To be done: Extract every line that contains the word "text".

Source material:
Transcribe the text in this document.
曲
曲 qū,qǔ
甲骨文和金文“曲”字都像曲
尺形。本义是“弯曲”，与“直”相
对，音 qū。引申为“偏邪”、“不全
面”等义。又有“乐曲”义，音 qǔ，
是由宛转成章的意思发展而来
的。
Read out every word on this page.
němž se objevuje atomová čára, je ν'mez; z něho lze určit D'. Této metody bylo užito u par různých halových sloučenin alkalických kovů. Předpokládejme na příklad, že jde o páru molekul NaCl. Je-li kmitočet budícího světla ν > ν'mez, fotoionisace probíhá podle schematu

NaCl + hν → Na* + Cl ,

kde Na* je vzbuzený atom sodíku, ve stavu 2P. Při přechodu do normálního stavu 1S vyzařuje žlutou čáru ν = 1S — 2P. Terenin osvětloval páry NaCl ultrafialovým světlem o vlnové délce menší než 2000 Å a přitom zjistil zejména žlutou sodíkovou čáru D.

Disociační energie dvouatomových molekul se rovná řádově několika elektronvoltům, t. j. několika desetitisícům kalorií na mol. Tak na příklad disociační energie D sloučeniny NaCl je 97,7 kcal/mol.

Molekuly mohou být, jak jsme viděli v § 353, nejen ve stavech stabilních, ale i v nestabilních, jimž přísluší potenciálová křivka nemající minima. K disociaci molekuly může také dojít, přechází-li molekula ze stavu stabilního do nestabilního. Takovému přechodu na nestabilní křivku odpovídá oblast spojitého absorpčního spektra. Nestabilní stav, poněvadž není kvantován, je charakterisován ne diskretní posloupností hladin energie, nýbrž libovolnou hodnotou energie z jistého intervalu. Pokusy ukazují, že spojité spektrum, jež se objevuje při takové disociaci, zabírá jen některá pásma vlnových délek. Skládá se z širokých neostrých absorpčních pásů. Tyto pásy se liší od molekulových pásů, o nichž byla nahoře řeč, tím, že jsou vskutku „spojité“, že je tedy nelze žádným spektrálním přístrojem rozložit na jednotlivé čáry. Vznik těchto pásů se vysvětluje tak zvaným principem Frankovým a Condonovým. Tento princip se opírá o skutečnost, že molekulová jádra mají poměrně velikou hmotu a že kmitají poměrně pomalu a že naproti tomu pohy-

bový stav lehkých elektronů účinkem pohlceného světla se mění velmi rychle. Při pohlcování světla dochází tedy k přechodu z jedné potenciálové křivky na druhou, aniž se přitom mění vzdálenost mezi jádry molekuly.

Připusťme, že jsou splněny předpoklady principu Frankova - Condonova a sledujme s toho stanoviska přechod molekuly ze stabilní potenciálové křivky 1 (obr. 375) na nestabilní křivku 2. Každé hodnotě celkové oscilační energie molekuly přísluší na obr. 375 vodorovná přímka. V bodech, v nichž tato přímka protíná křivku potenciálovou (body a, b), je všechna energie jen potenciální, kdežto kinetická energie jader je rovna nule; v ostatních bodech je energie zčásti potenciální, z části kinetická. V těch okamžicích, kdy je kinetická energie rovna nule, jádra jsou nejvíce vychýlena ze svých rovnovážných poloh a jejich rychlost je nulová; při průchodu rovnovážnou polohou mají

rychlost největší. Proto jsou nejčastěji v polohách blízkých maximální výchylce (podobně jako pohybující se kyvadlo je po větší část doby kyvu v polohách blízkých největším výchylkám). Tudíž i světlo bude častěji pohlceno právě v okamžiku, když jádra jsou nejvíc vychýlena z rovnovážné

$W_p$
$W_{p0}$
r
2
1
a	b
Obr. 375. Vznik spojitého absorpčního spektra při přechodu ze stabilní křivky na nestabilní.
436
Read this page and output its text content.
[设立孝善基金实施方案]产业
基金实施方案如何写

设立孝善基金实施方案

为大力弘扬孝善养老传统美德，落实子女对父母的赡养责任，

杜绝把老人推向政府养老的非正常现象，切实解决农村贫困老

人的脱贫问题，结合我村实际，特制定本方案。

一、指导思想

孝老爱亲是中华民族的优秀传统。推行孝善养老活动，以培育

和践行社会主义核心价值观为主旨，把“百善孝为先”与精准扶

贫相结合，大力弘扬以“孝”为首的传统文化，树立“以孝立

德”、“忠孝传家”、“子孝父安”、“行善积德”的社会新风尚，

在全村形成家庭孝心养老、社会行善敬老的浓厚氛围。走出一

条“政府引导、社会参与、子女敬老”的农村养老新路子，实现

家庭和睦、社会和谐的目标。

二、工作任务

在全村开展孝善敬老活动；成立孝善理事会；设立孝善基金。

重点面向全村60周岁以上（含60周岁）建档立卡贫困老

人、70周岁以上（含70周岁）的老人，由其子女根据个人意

Output of the task:
Transcribe the text in this document.
Read this page and output its text content.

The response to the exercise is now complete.